Challenges
a. Answer each question below from the article on the authorship of tweets from @realDonaldTrump.
(i) What index did J.P. Morgan create, and what does it track?
(ii) Before what date were tweets from @realDonaldTrump posted from both an iPhone and an Android device?
(iii) To what character limit were tweets raised in late 2017?
b. Resume the article on the authorship of tweets from @realDonaldTrump, picking up after its final sentence.

Source
-*-*-

However, times have changed:

While yes, this is a monumental event for global relations, it is also President Trump’s personal Twitter — his primary means of communication to the world.

From recognizing Israel’s sovereignty in Golan Heights to announcing $200 billion in new tariffs against China, these actions on Twitter have proven time and time again to have major impacts worldwide. In fact, J.P. Morgan even created a ‘Volfefe’ index to track volatility in US bond markets caused by tweets from @realDonaldTrump.

In the iconic televised events like the one where JFK brilliantly declares that yes, we ARE going to the moon, you can clearly see a high school AP Lang teacher’s checklist: What literary devices does he use? How does he present himself to the crowd? What is his ethos? (I apologize if I gave you a flashback)

However, there is one question that is almost never talked about but is all too vital: WHO IS SPEAKING?

Just because it comes from @realDonaldTrump does NOT mean that it is from (yes I’m doing this) the real Donald Trump. Don’t you think it would be important to know who is actually behind the wheel of the world’s most powerful Twitter account? Well, fortunately, there’s a theory.

A popular (conspiracy?) theory on the source of Donald Trump’s tweets is that his more diplomatic tweets are composed by staffers while he personally pens more divisive content. In order to identify who really composes his tweets, we trained several neural networks based on the existing theory.

Before 25 March 2017, tweets from @realDonaldTrump were posted from both and iPhone and an Android device. A popular theory was that Trump’s staffers posted tweets with an iPhone while Trump himself tweeted from his Android. Although Trump switched to an iPhone in 2017, we decided to test this theory out and see if we could determine the source of each tweet based on the text.

Here’s a decent example of two differently labeled tweets:

Twitter for Android
Twitter for iPhone

Quite the contrast isn’t it?

What we did

Screenshot of the Trump Twitter Archive

In order to classify tweets as staff-tweeted or Trump-tweeted, we used a catalogue of tweets archived by the Trump Twitter Archive and separated them into two sets, pre- and post- March 2017. Within the pre-March 2017 set, we filtered out tweets that were posted from other sources like Twitter for Web and used the Android and iPhone tweets to build our ground truth dataset.

Here we have a plot of the frequency of tweets based on device type and we find that in general, tweets from an Android device (Trump himself) are less frequent than those from an iPhone (his staff members).

Inspecting the distribution plot, we note the big peak around 140 characters from both devices but more so from Androids. This can be attributed to the character limit on tweets — it was kept at 140 characters per tweet since the founding of Twitter in 2007, largely influenced by the 160-character limit for SMS messages. However, since late 2017, the limit was doubled to 280 characters which is evident by the rightmost peak for iPhone tweets in the distribution plot. These two plots speak to the apparent bias in our dataset, heavily skewed towards iPhones with almost three times as many data points as well as a heavier distribution past the old 140-character limit.

-*-*-

Source data
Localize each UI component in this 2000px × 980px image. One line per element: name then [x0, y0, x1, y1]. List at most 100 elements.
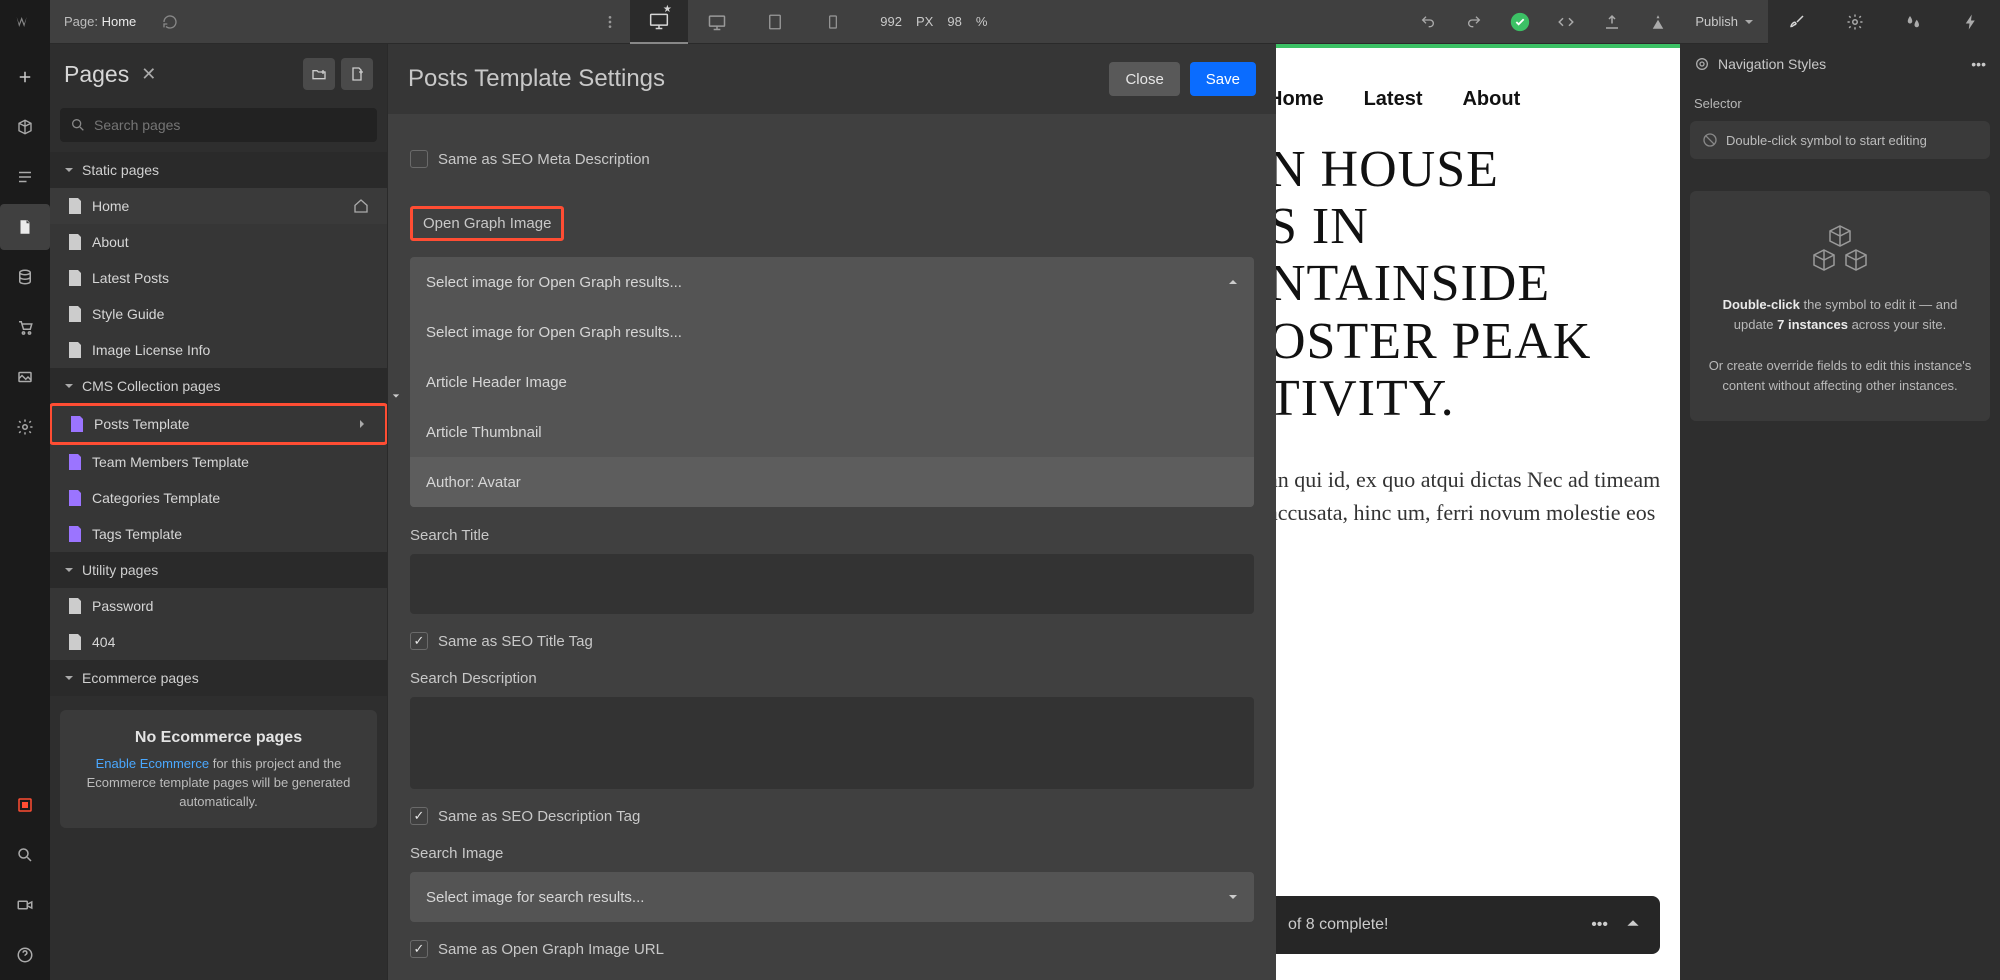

-*-*-

Task-by-task results
a.
(i) The 'Volfefe' index, which tracks volatility in US bond markets caused by tweets from @realDonaldTrump.
(ii) 25 March 2017.
(iii) 280 characters.

b.
Preparing Data

As with any neural network, some preprocessing is in order:

Tokenizing & Formatting

Tokenization maps each word to an index in a dictionary. In order to prepare the data to be passed into the neural network, the tweets are first tokenized using Keras’s Tokenizer module. Once the test and training set are tokenized, we had to decide on a way to keep the input size consistent. We thought that cropping the tweets by a length would cause us to lose data, so we chose to pad the tweets. We chose to pad the input by a length of 65 words since the longest tweet we found was 50 words and we wanted a comfortable margin for future tweets.

Embedding

In order to construct our word embeddings, we found a preprocessed global vector (GloVe) word model on Kaggle. This type of model maps the relationship between two words in a matrix and scores the relationship on a value of -1 to 1. This is a very common method for generating the weights for a word embedding layer. First, we created a dictionary of words that appeared within our dataset, then created an embedding matrix by parsing those words and their embedding values out of the GloVe text file.

Balancing

As seen previously, our data is highly skewed. There are significantly more tweets from iPhones compared to Androids. Training on this skewed dataset runs the risk of a biased model, meaning that the model would over-predict iPhones and still be correct most of the time. Thus, we attempted to tackle this problem by training our model with balanced batches. We did this by using the under sampling technique which takes smaller samples from iPhone tweets and this helps our models make more reliable predictions since it is exposed to a balanced set of training data.

Train/Test Split

After all the data has been scraped into the JSON file, the text and source from each tweet is passed into sklearn’s train_test_split in order to generate a training and validation set.

Modeling

We selected five different architectures to train our dataset on. We first looked at a basic feed forward network to set as a baseline, then looked at four other models that are popular in NLP. This wasn’t done to fine-tune hyperparameters, but rather to explore various popular architectures which could later be expanded into more elaborate and precise models.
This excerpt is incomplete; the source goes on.